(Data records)
┄┄┄┄┄┄
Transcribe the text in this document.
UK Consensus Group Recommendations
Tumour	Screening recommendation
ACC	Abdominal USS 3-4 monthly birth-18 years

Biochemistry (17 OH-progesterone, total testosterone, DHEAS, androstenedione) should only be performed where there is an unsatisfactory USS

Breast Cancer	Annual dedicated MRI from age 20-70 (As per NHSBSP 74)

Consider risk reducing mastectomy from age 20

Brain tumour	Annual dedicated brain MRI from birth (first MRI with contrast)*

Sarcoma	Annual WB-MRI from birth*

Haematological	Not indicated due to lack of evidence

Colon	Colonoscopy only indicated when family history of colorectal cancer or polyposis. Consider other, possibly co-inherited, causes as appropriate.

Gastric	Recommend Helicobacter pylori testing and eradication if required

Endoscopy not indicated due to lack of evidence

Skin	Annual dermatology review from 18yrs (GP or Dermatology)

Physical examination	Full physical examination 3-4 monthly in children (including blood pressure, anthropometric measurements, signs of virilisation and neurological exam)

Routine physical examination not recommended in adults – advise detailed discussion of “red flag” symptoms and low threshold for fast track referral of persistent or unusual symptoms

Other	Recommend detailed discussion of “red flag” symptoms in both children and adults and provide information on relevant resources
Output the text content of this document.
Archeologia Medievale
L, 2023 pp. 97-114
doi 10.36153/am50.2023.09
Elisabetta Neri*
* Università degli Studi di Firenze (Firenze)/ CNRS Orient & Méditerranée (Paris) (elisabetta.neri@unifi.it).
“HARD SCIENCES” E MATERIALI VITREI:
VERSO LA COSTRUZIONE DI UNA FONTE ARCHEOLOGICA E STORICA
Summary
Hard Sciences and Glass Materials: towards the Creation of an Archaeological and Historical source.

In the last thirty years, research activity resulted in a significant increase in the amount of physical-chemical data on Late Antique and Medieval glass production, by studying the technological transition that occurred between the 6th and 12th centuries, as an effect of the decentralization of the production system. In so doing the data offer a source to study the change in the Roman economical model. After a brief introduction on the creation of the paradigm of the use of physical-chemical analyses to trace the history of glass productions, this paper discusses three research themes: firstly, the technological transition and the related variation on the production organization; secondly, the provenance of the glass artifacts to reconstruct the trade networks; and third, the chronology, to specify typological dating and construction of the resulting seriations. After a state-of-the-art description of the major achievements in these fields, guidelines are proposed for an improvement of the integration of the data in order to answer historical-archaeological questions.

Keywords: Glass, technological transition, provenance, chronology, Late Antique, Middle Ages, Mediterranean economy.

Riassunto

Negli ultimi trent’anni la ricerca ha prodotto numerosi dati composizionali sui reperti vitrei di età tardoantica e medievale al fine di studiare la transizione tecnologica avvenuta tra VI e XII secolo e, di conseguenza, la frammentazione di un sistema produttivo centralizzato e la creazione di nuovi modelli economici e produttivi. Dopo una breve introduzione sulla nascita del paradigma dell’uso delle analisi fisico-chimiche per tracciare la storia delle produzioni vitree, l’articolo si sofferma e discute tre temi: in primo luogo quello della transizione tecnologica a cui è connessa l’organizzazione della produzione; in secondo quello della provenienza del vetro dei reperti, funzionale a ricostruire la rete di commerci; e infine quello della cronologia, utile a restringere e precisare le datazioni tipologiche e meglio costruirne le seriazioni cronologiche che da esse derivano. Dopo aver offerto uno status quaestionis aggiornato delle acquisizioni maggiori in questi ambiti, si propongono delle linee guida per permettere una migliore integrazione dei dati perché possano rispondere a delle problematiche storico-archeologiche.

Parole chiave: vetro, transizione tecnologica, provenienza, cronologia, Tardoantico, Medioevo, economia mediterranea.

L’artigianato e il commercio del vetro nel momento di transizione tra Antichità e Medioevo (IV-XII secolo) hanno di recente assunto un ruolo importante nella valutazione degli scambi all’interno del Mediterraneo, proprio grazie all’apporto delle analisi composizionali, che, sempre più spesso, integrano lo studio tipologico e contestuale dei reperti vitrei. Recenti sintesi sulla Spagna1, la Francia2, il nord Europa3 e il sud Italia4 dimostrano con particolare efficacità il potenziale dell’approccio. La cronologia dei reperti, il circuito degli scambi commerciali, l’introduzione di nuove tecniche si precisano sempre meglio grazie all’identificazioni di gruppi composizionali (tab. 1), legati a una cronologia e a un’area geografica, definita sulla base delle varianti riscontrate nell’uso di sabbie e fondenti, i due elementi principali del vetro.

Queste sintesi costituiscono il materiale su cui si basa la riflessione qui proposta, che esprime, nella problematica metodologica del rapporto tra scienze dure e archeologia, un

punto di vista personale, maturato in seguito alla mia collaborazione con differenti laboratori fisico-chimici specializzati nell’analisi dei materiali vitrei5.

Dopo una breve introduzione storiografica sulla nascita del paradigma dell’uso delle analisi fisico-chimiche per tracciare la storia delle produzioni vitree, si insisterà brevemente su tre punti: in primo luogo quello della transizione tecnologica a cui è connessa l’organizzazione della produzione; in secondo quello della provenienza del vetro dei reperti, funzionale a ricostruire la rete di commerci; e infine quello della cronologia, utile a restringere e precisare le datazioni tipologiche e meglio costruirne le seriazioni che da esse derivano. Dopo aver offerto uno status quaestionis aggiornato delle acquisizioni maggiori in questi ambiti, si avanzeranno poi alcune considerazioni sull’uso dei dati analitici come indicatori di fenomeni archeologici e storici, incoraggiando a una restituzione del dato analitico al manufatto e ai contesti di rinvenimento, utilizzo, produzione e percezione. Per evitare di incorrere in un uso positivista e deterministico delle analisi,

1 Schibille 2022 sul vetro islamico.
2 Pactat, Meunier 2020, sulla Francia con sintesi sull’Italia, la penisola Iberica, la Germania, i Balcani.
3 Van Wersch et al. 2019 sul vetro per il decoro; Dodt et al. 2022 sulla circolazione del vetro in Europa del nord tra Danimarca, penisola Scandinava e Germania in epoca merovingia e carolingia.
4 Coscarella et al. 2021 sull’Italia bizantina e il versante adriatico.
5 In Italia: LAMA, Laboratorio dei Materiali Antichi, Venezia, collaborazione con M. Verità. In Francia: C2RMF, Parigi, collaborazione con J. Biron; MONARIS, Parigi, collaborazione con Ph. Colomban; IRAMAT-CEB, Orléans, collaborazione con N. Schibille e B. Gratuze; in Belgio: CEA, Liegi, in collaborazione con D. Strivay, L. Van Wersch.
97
┄┄┄┄┄┄
To do => Write out the records shown above, exactly as they appear.

Solution to the exercise =>
Transcribe the text in this document.
UK Consensus Group Recommendations
Tumour	Screening recommendation
ACC	Abdominal USS 3-4 monthly birth-18 years

Biochemistry (17 OH-progesterone, total testosterone, DHEAS, androstenedione) should only be performed where there is an unsatisfactory USS

Breast Cancer	Annual dedicated MRI from age 20-70 (As per NHSBSP 74)

Consider risk reducing mastectomy from age 20

Brain tumour	Annual dedicated brain MRI from birth (first MRI with contrast)*

Sarcoma	Annual WB-MRI from birth*

Haematological	Not indicated due to lack of evidence

Colon	Colonoscopy only indicated when family history of colorectal cancer or polyposis. Consider other, possibly co-inherited, causes as appropriate.

Gastric	Recommend Helicobacter pylori testing and eradication if required

Endoscopy not indicated due to lack of evidence

Skin	Annual dermatology review from 18yrs (GP or Dermatology)

Physical examination	Full physical examination 3-4 monthly in children (including blood pressure, anthropometric measurements, signs of virilisation and neurological exam)

Routine physical examination not recommended in adults – advise detailed discussion of “red flag” symptoms and low threshold for fast track referral of persistent or unusual symptoms

Other	Recommend detailed discussion of “red flag” symptoms in both children and adults and provide information on relevant resources
Output the text content of this document.
Archeologia Medievale
L, 2023 pp. 97-114
doi 10.36153/am50.2023.09
Elisabetta Neri*
* Università degli Studi di Firenze (Firenze)/ CNRS Orient & Méditerranée (Paris) (elisabetta.neri@unifi.it).
“HARD SCIENCES” E MATERIALI VITREI:
VERSO LA COSTRUZIONE DI UNA FONTE ARCHEOLOGICA E STORICA
Summary
Hard Sciences and Glass Materials: towards the Creation of an Archaeological and Historical source.

In the last thirty years, research activity resulted in a significant increase in the amount of physical-chemical data on Late Antique and Medieval glass production, by studying the technological transition that occurred between the 6th and 12th centuries, as an effect of the decentralization of the production system. In so doing the data offer a source to study the change in the Roman economical model. After a brief introduction on the creation of the paradigm of the use of physical-chemical analyses to trace the history of glass productions, this paper discusses three research themes: firstly, the technological transition and the related variation on the production organization; secondly, the provenance of the glass artifacts to reconstruct the trade networks; and third, the chronology, to specify typological dating and construction of the resulting seriations. After a state-of-the-art description of the major achievements in these fields, guidelines are proposed for an improvement of the integration of the data in order to answer historical-archaeological questions.

Keywords: Glass, technological transition, provenance, chronology, Late Antique, Middle Ages, Mediterranean economy.

Riassunto

Negli ultimi trent’anni la ricerca ha prodotto numerosi dati composizionali sui reperti vitrei di età tardoantica e medievale al fine di studiare la transizione tecnologica avvenuta tra VI e XII secolo e, di conseguenza, la frammentazione di un sistema produttivo centralizzato e la creazione di nuovi modelli economici e produttivi. Dopo una breve introduzione sulla nascita del paradigma dell’uso delle analisi fisico-chimiche per tracciare la storia delle produzioni vitree, l’articolo si sofferma e discute tre temi: in primo luogo quello della transizione tecnologica a cui è connessa l’organizzazione della produzione; in secondo quello della provenienza del vetro dei reperti, funzionale a ricostruire la rete di commerci; e infine quello della cronologia, utile a restringere e precisare le datazioni tipologiche e meglio costruirne le seriazioni cronologiche che da esse derivano. Dopo aver offerto uno status quaestionis aggiornato delle acquisizioni maggiori in questi ambiti, si propongono delle linee guida per permettere una migliore integrazione dei dati perché possano rispondere a delle problematiche storico-archeologiche.

Parole chiave: vetro, transizione tecnologica, provenienza, cronologia, Tardoantico, Medioevo, economia mediterranea.

L’artigianato e il commercio del vetro nel momento di transizione tra Antichità e Medioevo (IV-XII secolo) hanno di recente assunto un ruolo importante nella valutazione degli scambi all’interno del Mediterraneo, proprio grazie all’apporto delle analisi composizionali, che, sempre più spesso, integrano lo studio tipologico e contestuale dei reperti vitrei. Recenti sintesi sulla Spagna1, la Francia2, il nord Europa3 e il sud Italia4 dimostrano con particolare efficacità il potenziale dell’approccio. La cronologia dei reperti, il circuito degli scambi commerciali, l’introduzione di nuove tecniche si precisano sempre meglio grazie all’identificazioni di gruppi composizionali (tab. 1), legati a una cronologia e a un’area geografica, definita sulla base delle varianti riscontrate nell’uso di sabbie e fondenti, i due elementi principali del vetro.

Queste sintesi costituiscono il materiale su cui si basa la riflessione qui proposta, che esprime, nella problematica metodologica del rapporto tra scienze dure e archeologia, un

punto di vista personale, maturato in seguito alla mia collaborazione con differenti laboratori fisico-chimici specializzati nell’analisi dei materiali vitrei5.

Dopo una breve introduzione storiografica sulla nascita del paradigma dell’uso delle analisi fisico-chimiche per tracciare la storia delle produzioni vitree, si insisterà brevemente su tre punti: in primo luogo quello della transizione tecnologica a cui è connessa l’organizzazione della produzione; in secondo quello della provenienza del vetro dei reperti, funzionale a ricostruire la rete di commerci; e infine quello della cronologia, utile a restringere e precisare le datazioni tipologiche e meglio costruirne le seriazioni che da esse derivano. Dopo aver offerto uno status quaestionis aggiornato delle acquisizioni maggiori in questi ambiti, si avanzeranno poi alcune considerazioni sull’uso dei dati analitici come indicatori di fenomeni archeologici e storici, incoraggiando a una restituzione del dato analitico al manufatto e ai contesti di rinvenimento, utilizzo, produzione e percezione. Per evitare di incorrere in un uso positivista e deterministico delle analisi,

1 Schibille 2022 sul vetro islamico.
2 Pactat, Meunier 2020, sulla Francia con sintesi sull’Italia, la penisola Iberica, la Germania, i Balcani.
3 Van Wersch et al. 2019 sul vetro per il decoro; Dodt et al. 2022 sulla circolazione del vetro in Europa del nord tra Danimarca, penisola Scandinava e Germania in epoca merovingia e carolingia.
4 Coscarella et al. 2021 sull’Italia bizantina e il versante adriatico.
5 In Italia: LAMA, Laboratorio dei Materiali Antichi, Venezia, collaborazione con M. Verità. In Francia: C2RMF, Parigi, collaborazione con J. Biron; MONARIS, Parigi, collaborazione con Ph. Colomban; IRAMAT-CEB, Orléans, collaborazione con N. Schibille e B. Gratuze; in Belgio: CEA, Liegi, in collaborazione con D. Strivay, L. Van Wersch.
97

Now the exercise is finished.